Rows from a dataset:
----------

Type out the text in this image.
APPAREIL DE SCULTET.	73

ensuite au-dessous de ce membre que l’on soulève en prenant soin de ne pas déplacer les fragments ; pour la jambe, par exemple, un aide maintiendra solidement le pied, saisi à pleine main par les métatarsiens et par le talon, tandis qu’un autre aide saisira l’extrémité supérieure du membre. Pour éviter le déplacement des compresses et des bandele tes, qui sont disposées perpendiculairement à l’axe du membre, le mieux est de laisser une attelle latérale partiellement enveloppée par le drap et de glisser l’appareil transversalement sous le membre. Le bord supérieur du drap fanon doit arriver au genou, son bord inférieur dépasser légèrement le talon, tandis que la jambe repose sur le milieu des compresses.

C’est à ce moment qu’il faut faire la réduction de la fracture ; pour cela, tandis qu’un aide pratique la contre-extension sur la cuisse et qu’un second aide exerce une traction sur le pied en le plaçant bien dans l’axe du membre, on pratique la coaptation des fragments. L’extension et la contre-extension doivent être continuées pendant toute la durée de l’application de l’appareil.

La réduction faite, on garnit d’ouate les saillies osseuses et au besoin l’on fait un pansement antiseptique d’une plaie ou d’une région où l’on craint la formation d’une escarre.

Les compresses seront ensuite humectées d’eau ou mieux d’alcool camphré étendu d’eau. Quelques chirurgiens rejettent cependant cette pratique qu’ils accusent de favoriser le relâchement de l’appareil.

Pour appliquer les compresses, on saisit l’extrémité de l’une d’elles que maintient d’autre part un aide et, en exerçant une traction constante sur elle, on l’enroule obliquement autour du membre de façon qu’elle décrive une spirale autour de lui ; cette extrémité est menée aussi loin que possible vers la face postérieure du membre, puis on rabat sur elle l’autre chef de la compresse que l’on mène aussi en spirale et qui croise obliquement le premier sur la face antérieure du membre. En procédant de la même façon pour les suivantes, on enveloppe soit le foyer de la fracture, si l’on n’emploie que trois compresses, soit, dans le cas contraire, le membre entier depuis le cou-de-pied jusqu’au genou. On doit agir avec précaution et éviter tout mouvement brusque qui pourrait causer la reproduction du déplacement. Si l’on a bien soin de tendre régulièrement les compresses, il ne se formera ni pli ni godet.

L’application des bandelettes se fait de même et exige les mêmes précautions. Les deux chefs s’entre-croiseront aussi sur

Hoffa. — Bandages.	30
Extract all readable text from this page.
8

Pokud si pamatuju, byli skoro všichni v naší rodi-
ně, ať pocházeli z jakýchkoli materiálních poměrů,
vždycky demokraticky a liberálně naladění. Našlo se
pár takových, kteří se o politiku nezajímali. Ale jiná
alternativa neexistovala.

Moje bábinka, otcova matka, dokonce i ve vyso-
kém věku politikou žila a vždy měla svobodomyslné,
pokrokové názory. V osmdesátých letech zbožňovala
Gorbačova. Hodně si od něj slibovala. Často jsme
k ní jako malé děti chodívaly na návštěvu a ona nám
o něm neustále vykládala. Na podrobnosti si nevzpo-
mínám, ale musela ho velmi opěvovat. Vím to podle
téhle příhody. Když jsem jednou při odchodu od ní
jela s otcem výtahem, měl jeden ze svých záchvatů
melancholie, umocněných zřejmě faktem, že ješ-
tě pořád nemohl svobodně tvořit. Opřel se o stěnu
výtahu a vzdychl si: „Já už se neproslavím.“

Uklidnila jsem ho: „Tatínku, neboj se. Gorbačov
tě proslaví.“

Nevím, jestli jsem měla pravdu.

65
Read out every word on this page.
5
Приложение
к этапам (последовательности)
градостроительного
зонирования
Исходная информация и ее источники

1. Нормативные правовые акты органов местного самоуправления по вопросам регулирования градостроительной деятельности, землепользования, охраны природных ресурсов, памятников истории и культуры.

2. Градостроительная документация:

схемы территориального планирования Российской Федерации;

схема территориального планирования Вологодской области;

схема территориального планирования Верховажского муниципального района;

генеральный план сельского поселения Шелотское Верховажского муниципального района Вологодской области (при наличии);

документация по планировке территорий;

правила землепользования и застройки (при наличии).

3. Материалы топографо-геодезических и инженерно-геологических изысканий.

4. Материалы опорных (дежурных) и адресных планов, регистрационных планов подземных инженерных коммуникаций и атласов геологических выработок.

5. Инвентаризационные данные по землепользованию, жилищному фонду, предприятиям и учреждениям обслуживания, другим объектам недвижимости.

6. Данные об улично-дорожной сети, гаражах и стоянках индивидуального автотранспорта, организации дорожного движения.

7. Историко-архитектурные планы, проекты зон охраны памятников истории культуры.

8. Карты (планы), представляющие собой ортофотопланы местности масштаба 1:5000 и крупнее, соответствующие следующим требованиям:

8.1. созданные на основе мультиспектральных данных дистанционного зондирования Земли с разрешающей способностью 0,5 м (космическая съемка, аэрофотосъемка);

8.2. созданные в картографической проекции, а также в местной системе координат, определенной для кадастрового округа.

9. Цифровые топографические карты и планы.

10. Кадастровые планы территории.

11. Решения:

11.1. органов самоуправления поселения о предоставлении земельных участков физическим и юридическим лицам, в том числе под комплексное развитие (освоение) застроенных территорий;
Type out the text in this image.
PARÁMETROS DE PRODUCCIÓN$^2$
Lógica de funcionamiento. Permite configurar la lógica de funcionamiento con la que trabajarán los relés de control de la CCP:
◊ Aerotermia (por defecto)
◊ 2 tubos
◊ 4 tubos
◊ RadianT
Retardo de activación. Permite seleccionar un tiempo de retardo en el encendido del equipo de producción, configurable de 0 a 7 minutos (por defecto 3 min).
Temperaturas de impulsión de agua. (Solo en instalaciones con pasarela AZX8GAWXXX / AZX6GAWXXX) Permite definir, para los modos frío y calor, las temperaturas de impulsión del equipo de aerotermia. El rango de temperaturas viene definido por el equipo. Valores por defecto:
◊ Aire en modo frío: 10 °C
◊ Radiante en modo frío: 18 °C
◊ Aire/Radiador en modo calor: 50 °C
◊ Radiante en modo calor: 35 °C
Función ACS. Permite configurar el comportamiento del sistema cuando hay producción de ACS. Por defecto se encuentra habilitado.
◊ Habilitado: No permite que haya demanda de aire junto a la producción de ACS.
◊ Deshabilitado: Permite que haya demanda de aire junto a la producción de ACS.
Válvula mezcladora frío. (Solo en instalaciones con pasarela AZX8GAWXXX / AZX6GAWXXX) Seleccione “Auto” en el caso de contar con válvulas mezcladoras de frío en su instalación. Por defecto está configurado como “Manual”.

----------

### What the task requires:
Return every line above that contains the word "calor".

### Solution:
Temperaturas de impulsión de agua. (Solo en instalaciones con pasarela AZX8GAWXXX / AZX6GAWXXX) Permite definir, para los modos frío y calor, las temperaturas de impulsión del equipo de aerotermia. El rango de temperaturas viene definido por el equipo. Valores por defecto:
◊ Aire/Radiador en modo calor: 50 °C
◊ Radiante en modo calor: 35 °C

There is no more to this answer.